(Saved data entries)

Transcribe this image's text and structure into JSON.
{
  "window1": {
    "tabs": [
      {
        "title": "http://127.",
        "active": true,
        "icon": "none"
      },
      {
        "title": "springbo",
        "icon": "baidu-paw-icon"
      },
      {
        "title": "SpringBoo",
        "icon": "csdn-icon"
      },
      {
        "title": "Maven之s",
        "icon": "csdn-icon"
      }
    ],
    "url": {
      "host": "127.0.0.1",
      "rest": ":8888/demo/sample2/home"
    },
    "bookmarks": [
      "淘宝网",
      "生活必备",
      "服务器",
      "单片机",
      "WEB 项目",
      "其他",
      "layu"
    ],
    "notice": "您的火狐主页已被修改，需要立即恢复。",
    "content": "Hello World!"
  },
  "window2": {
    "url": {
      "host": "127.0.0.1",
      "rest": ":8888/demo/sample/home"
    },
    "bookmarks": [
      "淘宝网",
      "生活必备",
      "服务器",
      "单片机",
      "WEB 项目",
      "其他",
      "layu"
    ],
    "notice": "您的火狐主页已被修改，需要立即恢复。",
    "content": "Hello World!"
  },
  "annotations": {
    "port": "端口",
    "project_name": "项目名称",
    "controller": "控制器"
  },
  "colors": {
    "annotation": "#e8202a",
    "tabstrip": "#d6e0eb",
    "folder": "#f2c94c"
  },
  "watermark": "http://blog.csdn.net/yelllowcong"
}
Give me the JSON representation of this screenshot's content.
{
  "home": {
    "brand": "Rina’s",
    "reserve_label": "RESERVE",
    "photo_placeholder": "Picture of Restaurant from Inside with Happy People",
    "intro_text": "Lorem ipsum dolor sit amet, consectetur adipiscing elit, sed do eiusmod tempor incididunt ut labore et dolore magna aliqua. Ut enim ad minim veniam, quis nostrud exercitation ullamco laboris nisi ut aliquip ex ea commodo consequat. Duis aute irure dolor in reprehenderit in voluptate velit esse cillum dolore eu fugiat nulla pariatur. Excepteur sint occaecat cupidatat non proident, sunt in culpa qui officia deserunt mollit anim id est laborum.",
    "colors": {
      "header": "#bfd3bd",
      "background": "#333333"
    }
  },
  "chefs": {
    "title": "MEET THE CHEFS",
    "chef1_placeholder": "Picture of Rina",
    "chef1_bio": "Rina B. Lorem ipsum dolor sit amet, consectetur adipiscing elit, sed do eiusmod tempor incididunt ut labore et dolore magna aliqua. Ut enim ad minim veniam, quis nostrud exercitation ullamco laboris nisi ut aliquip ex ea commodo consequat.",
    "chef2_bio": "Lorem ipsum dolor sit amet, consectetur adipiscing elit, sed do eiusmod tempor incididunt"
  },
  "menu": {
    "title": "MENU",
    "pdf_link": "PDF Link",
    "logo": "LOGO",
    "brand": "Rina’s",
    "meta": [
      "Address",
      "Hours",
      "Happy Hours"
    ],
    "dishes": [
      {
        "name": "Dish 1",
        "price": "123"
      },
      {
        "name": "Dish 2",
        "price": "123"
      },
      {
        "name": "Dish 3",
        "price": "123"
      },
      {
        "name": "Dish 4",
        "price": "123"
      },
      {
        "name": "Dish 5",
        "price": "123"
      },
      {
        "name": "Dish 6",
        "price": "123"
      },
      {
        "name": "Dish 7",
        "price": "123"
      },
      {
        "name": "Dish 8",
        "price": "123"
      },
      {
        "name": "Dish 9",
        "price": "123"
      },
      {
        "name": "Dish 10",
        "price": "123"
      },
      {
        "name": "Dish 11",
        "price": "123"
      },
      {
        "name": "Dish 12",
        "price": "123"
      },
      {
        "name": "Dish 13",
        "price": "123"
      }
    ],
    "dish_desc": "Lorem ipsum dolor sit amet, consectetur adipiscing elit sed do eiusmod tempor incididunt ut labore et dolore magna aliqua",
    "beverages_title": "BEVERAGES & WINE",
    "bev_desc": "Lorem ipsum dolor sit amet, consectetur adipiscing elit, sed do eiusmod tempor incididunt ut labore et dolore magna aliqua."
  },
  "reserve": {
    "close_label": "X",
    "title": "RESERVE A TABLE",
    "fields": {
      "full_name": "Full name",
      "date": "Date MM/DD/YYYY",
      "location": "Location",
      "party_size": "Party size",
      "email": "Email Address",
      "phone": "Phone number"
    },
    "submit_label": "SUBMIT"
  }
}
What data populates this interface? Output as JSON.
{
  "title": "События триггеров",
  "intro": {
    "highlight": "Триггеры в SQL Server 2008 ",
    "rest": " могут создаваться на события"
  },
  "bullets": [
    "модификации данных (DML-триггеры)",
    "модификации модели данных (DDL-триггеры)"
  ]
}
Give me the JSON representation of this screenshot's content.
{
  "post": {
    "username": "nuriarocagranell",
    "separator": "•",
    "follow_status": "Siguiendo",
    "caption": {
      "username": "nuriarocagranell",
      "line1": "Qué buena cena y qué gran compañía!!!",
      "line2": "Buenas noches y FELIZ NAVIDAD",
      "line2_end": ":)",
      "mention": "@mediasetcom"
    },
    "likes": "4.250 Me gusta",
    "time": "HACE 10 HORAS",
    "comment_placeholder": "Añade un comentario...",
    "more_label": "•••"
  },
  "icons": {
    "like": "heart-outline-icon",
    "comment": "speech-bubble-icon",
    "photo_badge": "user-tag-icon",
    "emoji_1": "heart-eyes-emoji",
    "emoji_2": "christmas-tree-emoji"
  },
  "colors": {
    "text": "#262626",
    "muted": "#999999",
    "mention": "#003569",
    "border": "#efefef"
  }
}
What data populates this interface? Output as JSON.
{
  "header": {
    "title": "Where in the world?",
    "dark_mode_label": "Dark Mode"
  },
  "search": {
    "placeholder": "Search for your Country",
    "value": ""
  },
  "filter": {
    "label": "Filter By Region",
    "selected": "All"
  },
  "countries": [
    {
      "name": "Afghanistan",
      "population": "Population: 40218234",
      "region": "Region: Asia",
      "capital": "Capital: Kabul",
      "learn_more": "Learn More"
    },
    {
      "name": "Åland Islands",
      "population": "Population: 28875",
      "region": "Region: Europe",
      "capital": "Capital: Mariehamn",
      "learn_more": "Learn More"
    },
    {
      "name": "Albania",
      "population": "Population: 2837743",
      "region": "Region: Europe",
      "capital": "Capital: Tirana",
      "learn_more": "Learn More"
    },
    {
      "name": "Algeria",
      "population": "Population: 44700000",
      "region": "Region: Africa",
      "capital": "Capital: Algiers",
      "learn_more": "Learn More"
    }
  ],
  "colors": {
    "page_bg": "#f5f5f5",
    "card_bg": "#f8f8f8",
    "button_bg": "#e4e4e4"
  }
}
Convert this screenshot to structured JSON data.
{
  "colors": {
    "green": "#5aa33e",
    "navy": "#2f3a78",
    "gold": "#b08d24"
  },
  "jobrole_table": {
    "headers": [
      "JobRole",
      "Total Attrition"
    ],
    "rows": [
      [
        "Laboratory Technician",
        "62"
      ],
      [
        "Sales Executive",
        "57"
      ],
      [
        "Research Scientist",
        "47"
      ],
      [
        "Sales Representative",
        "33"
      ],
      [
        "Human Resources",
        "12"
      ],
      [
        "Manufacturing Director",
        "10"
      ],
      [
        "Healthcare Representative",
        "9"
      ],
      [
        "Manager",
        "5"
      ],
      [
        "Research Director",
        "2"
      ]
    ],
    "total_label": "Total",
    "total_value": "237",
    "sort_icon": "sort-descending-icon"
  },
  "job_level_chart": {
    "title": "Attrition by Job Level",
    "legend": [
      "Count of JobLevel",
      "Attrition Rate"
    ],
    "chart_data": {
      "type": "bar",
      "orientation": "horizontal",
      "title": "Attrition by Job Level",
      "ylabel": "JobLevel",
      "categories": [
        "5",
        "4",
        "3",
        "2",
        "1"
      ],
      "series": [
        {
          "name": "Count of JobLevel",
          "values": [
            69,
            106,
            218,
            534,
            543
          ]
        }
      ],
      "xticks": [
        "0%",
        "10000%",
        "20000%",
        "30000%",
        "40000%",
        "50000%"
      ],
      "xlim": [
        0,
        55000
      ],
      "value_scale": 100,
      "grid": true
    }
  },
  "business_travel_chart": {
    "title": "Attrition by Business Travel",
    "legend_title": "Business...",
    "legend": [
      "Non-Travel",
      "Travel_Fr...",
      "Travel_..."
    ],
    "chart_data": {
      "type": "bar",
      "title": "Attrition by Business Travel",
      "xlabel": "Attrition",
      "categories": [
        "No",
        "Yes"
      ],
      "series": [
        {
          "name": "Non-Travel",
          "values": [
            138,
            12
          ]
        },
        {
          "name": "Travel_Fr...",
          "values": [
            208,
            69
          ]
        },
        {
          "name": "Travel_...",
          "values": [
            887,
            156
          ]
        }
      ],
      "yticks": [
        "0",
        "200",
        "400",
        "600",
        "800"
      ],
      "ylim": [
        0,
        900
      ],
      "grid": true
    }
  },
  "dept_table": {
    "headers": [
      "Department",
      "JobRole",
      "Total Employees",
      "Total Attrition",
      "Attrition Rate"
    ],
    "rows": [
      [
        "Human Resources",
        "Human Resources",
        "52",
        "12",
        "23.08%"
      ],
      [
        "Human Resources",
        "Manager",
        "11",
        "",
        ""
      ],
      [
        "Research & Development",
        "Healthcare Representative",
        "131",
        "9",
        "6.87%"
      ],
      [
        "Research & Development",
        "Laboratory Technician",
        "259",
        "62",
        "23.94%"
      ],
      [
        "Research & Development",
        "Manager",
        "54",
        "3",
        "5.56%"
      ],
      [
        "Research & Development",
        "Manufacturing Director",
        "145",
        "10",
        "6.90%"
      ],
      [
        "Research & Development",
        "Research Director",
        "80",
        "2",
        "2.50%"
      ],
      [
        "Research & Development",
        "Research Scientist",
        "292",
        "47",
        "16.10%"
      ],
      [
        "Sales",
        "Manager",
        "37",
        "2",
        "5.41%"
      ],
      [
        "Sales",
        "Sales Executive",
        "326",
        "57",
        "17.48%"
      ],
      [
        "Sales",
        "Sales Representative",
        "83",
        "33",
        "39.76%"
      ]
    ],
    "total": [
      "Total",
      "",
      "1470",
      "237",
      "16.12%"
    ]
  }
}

• [Instructions for the task]
Scan the listing above. Collect all lines with the word "Picture".

• [Exercise output]
    "photo_placeholder": "Picture of Restaurant from Inside with Happy People",
    "chef1_placeholder": "Picture of Rina",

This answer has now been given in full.